In the records below, locate the line containing "Convert this chart"; output that line and every following line through the last, exactly.

--- start Recorded data ---

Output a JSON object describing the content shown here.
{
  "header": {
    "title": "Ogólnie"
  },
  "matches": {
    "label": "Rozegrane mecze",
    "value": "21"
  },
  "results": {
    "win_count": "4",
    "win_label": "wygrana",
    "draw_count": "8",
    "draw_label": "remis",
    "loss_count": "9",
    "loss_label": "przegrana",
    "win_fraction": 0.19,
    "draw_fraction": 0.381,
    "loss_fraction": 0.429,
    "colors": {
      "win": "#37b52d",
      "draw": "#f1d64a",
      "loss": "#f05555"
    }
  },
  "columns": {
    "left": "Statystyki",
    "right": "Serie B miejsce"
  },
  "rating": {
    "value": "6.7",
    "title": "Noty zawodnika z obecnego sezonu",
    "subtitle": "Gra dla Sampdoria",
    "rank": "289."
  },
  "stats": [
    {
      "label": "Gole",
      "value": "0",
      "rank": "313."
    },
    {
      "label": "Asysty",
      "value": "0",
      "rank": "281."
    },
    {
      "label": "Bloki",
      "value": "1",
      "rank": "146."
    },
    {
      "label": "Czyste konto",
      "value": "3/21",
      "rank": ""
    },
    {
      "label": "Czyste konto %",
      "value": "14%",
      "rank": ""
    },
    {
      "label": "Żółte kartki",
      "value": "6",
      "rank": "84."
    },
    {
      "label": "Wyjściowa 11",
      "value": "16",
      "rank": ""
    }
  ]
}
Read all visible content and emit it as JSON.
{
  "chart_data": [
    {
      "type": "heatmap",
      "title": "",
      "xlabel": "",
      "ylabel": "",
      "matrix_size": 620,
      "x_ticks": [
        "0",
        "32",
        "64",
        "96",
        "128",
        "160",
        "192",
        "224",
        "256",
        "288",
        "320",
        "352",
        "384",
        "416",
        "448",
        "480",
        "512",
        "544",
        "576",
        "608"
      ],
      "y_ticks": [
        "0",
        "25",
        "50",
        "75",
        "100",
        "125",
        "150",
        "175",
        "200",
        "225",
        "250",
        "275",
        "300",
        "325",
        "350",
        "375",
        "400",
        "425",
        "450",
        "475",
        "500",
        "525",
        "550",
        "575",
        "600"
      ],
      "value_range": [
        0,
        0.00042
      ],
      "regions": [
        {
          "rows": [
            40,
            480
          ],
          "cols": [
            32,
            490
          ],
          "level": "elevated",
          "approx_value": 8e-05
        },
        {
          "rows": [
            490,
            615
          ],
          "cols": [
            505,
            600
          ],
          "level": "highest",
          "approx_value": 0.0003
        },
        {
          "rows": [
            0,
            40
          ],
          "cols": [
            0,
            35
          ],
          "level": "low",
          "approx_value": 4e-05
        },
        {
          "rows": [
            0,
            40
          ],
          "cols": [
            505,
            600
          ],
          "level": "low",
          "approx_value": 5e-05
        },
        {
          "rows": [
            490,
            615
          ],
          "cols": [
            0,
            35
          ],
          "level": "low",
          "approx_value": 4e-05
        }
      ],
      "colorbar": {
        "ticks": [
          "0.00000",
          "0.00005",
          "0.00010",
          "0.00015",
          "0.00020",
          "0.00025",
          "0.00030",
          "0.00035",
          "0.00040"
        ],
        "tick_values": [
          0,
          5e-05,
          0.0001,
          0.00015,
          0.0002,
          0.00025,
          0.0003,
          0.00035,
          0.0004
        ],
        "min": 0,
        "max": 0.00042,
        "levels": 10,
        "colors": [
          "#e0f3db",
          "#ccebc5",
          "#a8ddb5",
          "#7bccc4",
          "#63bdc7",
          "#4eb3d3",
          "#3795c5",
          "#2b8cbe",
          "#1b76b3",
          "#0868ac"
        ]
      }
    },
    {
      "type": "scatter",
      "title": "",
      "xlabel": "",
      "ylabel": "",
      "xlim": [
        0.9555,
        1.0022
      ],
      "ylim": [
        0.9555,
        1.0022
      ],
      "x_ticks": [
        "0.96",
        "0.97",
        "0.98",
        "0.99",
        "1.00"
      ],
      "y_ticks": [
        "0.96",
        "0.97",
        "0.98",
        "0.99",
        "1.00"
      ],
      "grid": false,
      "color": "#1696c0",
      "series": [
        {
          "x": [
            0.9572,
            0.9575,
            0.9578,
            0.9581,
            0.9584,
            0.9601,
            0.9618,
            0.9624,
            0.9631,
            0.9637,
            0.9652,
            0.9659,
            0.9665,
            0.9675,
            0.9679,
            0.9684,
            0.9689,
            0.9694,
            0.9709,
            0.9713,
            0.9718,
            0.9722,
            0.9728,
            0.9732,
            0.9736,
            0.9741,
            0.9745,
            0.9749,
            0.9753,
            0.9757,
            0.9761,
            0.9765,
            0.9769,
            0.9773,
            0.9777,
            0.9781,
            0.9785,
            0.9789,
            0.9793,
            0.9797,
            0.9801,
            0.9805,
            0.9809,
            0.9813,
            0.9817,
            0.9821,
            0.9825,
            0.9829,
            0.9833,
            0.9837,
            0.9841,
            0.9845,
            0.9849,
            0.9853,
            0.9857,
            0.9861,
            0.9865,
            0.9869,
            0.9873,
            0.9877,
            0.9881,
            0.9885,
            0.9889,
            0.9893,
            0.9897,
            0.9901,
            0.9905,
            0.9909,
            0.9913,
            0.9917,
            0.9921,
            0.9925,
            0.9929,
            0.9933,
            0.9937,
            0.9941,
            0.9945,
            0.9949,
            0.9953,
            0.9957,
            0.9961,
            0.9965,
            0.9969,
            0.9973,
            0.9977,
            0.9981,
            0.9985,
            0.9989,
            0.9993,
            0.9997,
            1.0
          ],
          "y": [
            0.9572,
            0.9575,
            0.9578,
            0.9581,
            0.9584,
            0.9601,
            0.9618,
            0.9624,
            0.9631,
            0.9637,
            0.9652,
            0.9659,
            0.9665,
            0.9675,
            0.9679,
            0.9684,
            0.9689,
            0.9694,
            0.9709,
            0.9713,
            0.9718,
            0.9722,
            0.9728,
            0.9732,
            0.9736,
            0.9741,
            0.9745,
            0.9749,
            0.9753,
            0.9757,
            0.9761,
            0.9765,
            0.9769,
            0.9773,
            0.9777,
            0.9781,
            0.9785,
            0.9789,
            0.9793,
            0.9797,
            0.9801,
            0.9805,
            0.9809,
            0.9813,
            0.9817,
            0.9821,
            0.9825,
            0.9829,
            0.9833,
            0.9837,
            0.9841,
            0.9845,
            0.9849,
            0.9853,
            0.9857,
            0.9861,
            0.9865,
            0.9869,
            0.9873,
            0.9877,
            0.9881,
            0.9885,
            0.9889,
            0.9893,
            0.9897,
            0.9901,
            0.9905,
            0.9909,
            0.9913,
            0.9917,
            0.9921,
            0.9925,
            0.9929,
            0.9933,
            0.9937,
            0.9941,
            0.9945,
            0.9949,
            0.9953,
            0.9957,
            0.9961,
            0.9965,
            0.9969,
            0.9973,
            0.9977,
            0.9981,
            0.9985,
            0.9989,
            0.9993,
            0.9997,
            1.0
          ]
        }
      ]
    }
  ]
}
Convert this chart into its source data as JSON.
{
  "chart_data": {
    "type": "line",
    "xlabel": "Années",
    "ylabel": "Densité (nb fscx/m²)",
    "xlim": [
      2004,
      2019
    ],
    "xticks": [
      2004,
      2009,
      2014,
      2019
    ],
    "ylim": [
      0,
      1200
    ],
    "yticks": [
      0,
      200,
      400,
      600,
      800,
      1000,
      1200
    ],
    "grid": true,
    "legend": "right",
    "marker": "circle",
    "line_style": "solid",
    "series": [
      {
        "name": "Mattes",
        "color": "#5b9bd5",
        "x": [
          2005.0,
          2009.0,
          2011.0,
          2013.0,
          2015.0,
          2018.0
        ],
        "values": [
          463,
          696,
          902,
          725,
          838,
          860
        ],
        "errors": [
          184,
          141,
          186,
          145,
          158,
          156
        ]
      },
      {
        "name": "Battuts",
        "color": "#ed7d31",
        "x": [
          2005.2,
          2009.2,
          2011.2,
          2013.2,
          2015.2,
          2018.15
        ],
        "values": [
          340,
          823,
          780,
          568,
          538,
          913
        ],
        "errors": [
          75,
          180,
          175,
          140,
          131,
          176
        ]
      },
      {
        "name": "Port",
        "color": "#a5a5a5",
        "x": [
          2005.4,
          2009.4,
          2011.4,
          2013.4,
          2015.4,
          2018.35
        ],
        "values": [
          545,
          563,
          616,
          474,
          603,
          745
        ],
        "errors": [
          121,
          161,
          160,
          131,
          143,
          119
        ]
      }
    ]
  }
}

--- end Recorded data ---

• [Result for this task]
Convert this chart into its source data as JSON.
{
  "chart_data": {
    "type": "line",
    "xlabel": "Années",
    "ylabel": "Densité (nb fscx/m²)",
    "xlim": [
      2004,
      2019
    ],
    "xticks": [
      2004,
      2009,
      2014,
      2019
    ],
    "ylim": [
      0,
      1200
    ],
    "yticks": [
      0,
      200,
      400,
      600,
      800,
      1000,
      1200
    ],
    "grid": true,
    "legend": "right",
    "marker": "circle",
    "line_style": "solid",
    "series": [
      {
        "name": "Mattes",
        "color": "#5b9bd5",
        "x": [
          2005.0,
          2009.0,
          2011.0,
          2013.0,
          2015.0,
          2018.0
        ],
        "values": [
          463,
          696,
          902,
          725,
          838,
          860
        ],
        "errors": [
          184,
          141,
          186,
          145,
          158,
          156
        ]
      },
      {
        "name": "Battuts",
        "color": "#ed7d31",
        "x": [
          2005.2,
          2009.2,
          2011.2,
          2013.2,
          2015.2,
          2018.15
        ],
        "values": [
          340,
          823,
          780,
          568,
          538,
          913
        ],
        "errors": [
          75,
          180,
          175,
          140,
          131,
          176
        ]
      },
      {
        "name": "Port",
        "color": "#a5a5a5",
        "x": [
          2005.4,
          2009.4,
          2011.4,
          2013.4,
          2015.4,
          2018.35
        ],
        "values": [
          545,
          563,
          616,
          474,
          603,
          745
        ],
        "errors": [
          121,
          161,
          160,
          131,
          143,
          119
        ]
      }
    ]
  }
}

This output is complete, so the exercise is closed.